Task objective:
Rewrite the records from the line containing "617, 293, 632)" through the line containing "page-icon (44, 619, 55, 631)" as a numbered list, skipping any blank lines.

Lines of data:
=====

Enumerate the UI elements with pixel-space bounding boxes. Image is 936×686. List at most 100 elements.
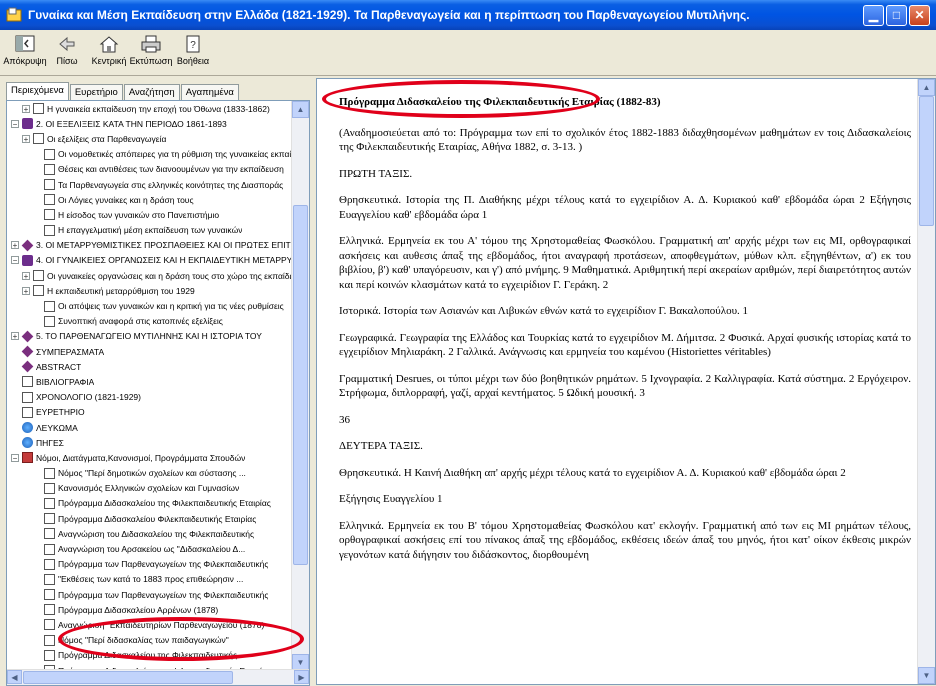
tree-item[interactable]: Αναγνώριση "Εκπαιδευτηρίων Παρθεναγωγείο… (7, 617, 293, 632)
print-label: Εκτύπωση (129, 56, 173, 66)
tree-item[interactable]: Συνοπτική αναφορά στις κατοπινές εξελίξε… (7, 314, 293, 329)
tree-item[interactable]: Οι νομοθετικές απόπειρες για τη ρύθμιση … (7, 147, 293, 162)
chapter-icon (21, 360, 34, 373)
print-button[interactable]: Εκτύπωση (130, 30, 172, 74)
toolbar: Απόκρυψη Πίσω Κεντρική Εκτύπωση ? Βοήθει… (0, 30, 936, 76)
window-titlebar[interactable]: Γυναίκα και Μέση Εκπαίδευση στην Ελλάδα … (0, 0, 936, 30)
tree-item[interactable]: ΣΥΜΠΕΡΑΣΜΑΤΑ (7, 344, 293, 359)
page-icon (44, 619, 55, 631)
tree-item[interactable]: Πρόγραμμα Διδασκαλείου της Φιλεκπαιδευτι… (7, 496, 293, 511)
tree-item[interactable]: − Νόμοι, Διατάγματα,Κανονισμοί, Προγράμμα… (7, 450, 293, 465)
tree-item-label: ΣΥΜΠΕΡΑΣΜΑΤΑ (36, 346, 105, 357)
page-icon (44, 528, 55, 540)
tree-item[interactable]: Οι Λόγιες γυναίκες και η δράση τους (7, 192, 293, 207)
tree-item-label: Τα Παρθεναγωγεία στις ελληνικές κοινότητ… (58, 179, 284, 190)
scroll-right-icon[interactable]: ▶ (294, 670, 309, 684)
tree-item[interactable]: Αναγνώριση του Διδασκαλείου της Φιλεκπαι… (7, 526, 293, 541)
tree-item[interactable]: +3. ΟΙ ΜΕΤΑΡΡΥΘΜΙΣΤΙΚΕΣ ΠΡΟΣΠΑΘΕΙΕΣ ΚΑΙ … (7, 238, 293, 253)
tree-item[interactable]: Νόμος "Περί δημοτικών σχολείων και σύστα… (7, 466, 293, 481)
tree-item[interactable]: +5. ΤΟ ΠΑΡΘΕΝΑΓΩΓΕΙΟ ΜΥΤΙΛΗΝΗΣ ΚΑΙ Η ΙΣΤ… (7, 329, 293, 344)
scroll-up-icon[interactable]: ▲ (292, 101, 309, 118)
tree-item[interactable]: Πρόγραμμα Διδασκαλείου Φιλεκπαιδευτικής … (7, 511, 293, 526)
tree-item[interactable]: ΧΡΟΝΟΛΟΓΙΟ (1821-1929) (7, 390, 293, 405)
tree-item[interactable]: + Οι γυναικείες οργανώσεις και η δράση το… (7, 268, 293, 283)
document-paragraph: Εξήγησις Ευαγγελίου 1 (339, 493, 443, 505)
tree-item[interactable]: Πρόγραμμα των Παρθεναγωγείων της Φιλεκπα… (7, 587, 293, 602)
tree-item[interactable]: + Οι εξελίξεις στα Παρθεναγωγεία (7, 131, 293, 146)
printer-icon (141, 35, 161, 53)
tree-item[interactable]: Κανονισμός Ελληνικών σχολείων και Γυμνασ… (7, 481, 293, 496)
back-arrow-icon (59, 36, 75, 52)
tree-item[interactable]: − 2. ΟΙ ΕΞΕΛΙΞΕΙΣ ΚΑΤΑ ΤΗΝ ΠΕΡΙΟΔΟ 1861-1… (7, 116, 293, 131)
tree-item[interactable]: ΠΗΓΕΣ (7, 435, 293, 450)
collapse-icon[interactable]: − (11, 256, 19, 265)
tree-item-label: 5. ΤΟ ΠΑΡΘΕΝΑΓΩΓΕΙΟ ΜΥΤΙΛΗΝΗΣ ΚΑΙ Η ΙΣΤΟ… (36, 331, 262, 342)
document-paragraph: Γεωγραφικά. Γεωγραφία της Ελλάδος και Το… (339, 331, 911, 359)
tree-item[interactable]: "Εκθέσεις των κατά το 1883 προς επιθεώρη… (7, 572, 293, 587)
tab-favorites[interactable]: Αγαπημένα (180, 84, 239, 100)
tree-hscroll-thumb[interactable] (23, 671, 233, 684)
tree-item-label: Η επαγγελματική μέση εκπαίδευση των γυνα… (58, 225, 243, 236)
expand-icon[interactable]: + (22, 271, 30, 280)
tree-item[interactable]: Η επαγγελματική μέση εκπαίδευση των γυνα… (7, 223, 293, 238)
navigation-pane: Περιεχόμενα Ευρετήριο Αναζήτηση Αγαπημέν… (6, 78, 310, 686)
tab-search[interactable]: Αναζήτηση (123, 84, 180, 100)
tree-scroll-thumb[interactable] (293, 205, 308, 565)
tree-item[interactable]: Η είσοδος των γυναικών στο Πανεπιστήμιο (7, 207, 293, 222)
page-icon (44, 558, 55, 570)
collapse-icon[interactable]: − (11, 453, 19, 462)
tree-horizontal-scrollbar[interactable]: ◀ ▶ (7, 669, 309, 685)
contents-tree[interactable]: + Η γυναικεία εκπαίδευση την εποχή του Όθ… (7, 101, 293, 671)
hide-button[interactable]: Απόκρυψη (3, 30, 47, 74)
scroll-left-icon[interactable]: ◀ (7, 670, 22, 684)
tree-item[interactable]: − 4. ΟΙ ΓΥΝΑΙΚΕΙΕΣ ΟΡΓΑΝΩΣΕΙΣ ΚΑΙ Η ΕΚΠΑΙ… (7, 253, 293, 268)
tree-item[interactable]: Πρόγραμμα Διδασκαλείου Αρρένων (1878) (7, 602, 293, 617)
expand-icon[interactable]: + (22, 286, 30, 295)
document-paragraph: (Αναδημοσιεύεται από το: Πρόγραμμα των ε… (339, 126, 911, 154)
expand-icon[interactable]: + (11, 241, 19, 250)
home-button[interactable]: Κεντρική (88, 30, 130, 74)
tree-item[interactable]: ABSTRACT (7, 359, 293, 374)
document-vertical-scrollbar[interactable]: ▲ ▼ (917, 79, 935, 684)
tree-item[interactable]: Τα Παρθεναγωγεία στις ελληνικές κοινότητ… (7, 177, 293, 192)
tree-item-label: Οι Λόγιες γυναίκες και η δράση τους (58, 194, 194, 205)
chapter-icon (21, 330, 34, 343)
tree-item-label: Πρόγραμμα Διδασκαλείου Αρρένων (1878) (58, 604, 219, 615)
back-button[interactable]: Πίσω (46, 30, 88, 74)
collapse-icon[interactable]: − (11, 119, 19, 128)
doc-scroll-thumb[interactable] (919, 96, 934, 226)
tab-contents[interactable]: Περιεχόμενα (6, 82, 69, 101)
tree-item-label: Οι γυναικείες οργανώσεις και η δράση του… (47, 270, 293, 281)
tree-item[interactable]: Οι απόψεις των γυναικών και η κριτική γι… (7, 298, 293, 313)
expand-icon[interactable]: + (22, 134, 30, 143)
tree-item-label: Πρόγραμμα των Παρθεναγωγείων της Φιλεκπα… (58, 589, 269, 600)
tree-item[interactable]: Αναγνώριση του Αρσακείου ως "Διδασκαλείο… (7, 541, 293, 556)
maximize-button[interactable]: □ (886, 4, 907, 26)
tree-item[interactable]: + Η γυναικεία εκπαίδευση την εποχή του Όθ… (7, 101, 293, 116)
page-icon (22, 406, 33, 418)
tree-item[interactable]: Πρόγραμμα Διδασκαλείου της Φιλεκπαιδευτι… (7, 648, 293, 663)
tree-item[interactable]: Θέσεις και αντιθέσεις των διανοουμένων γ… (7, 162, 293, 177)
doc-scroll-down-icon[interactable]: ▼ (918, 667, 935, 684)
expand-icon[interactable]: + (22, 104, 30, 113)
page-icon (44, 649, 55, 661)
page-icon (33, 270, 44, 282)
tree-item[interactable]: Πρόγραμμα των Παρθεναγωγείων της Φιλεκπα… (7, 557, 293, 572)
page-icon (44, 148, 55, 160)
tree-item-label: Πρόγραμμα των Παρθεναγωγείων της Φιλεκπα… (58, 559, 269, 570)
close-button[interactable]: ✕ (909, 4, 930, 26)
doc-scroll-up-icon[interactable]: ▲ (918, 79, 935, 96)
tree-item[interactable]: Νόμος "Περί διδασκαλίας των παιδαγωγικών… (7, 633, 293, 648)
tab-index[interactable]: Ευρετήριο (69, 84, 123, 100)
tree-item[interactable]: ΕΥΡΕΤΗΡΙΟ (7, 405, 293, 420)
help-button[interactable]: ? Βοήθεια (172, 30, 214, 74)
tree-item[interactable]: ΒΙΒΛΙΟΓΡΑΦΙΑ (7, 374, 293, 389)
tree-item-label: Συνοπτική αναφορά στις κατοπινές εξελίξε… (58, 316, 223, 327)
tree-vertical-scrollbar[interactable]: ▲ ▼ (291, 101, 309, 671)
page-icon (44, 513, 55, 525)
tree-item[interactable]: + Η εκπαιδευτική μεταρρύθμιση του 1929 (7, 283, 293, 298)
tree-item[interactable]: ΛΕΥΚΩΜΑ (7, 420, 293, 435)
page-icon (33, 133, 44, 145)
minimize-button[interactable]: ▁ (863, 4, 884, 26)
expand-icon[interactable]: + (11, 332, 19, 341)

=====

Result below:
1. tree-item[interactable]: Αναγνώριση "Εκπαιδευτηρίων Παρθεναγωγείο… (7, 617, 293, 632)
2. print-label: Εκτύπωση (129, 56, 173, 66)
3. tree-item[interactable]: Συνοπτική αναφορά στις κατοπινές εξελίξε… (7, 314, 293, 329)
4. tree-item[interactable]: Οι νομοθετικές απόπειρες για τη ρύθμιση … (7, 147, 293, 162)
5. chapter-icon (21, 360, 34, 373)
6. print-button[interactable]: Εκτύπωση (130, 30, 172, 74)
7. toolbar: Απόκρυψη Πίσω Κεντρική Εκτύπωση ? Βοήθει… (0, 30, 936, 76)
8. window-titlebar[interactable]: Γυναίκα και Μέση Εκπαίδευση στην Ελλάδα … (0, 0, 936, 30)
9. tree-item[interactable]: ΣΥΜΠΕΡΑΣΜΑΤΑ (7, 344, 293, 359)
10. page-icon (44, 619, 55, 631)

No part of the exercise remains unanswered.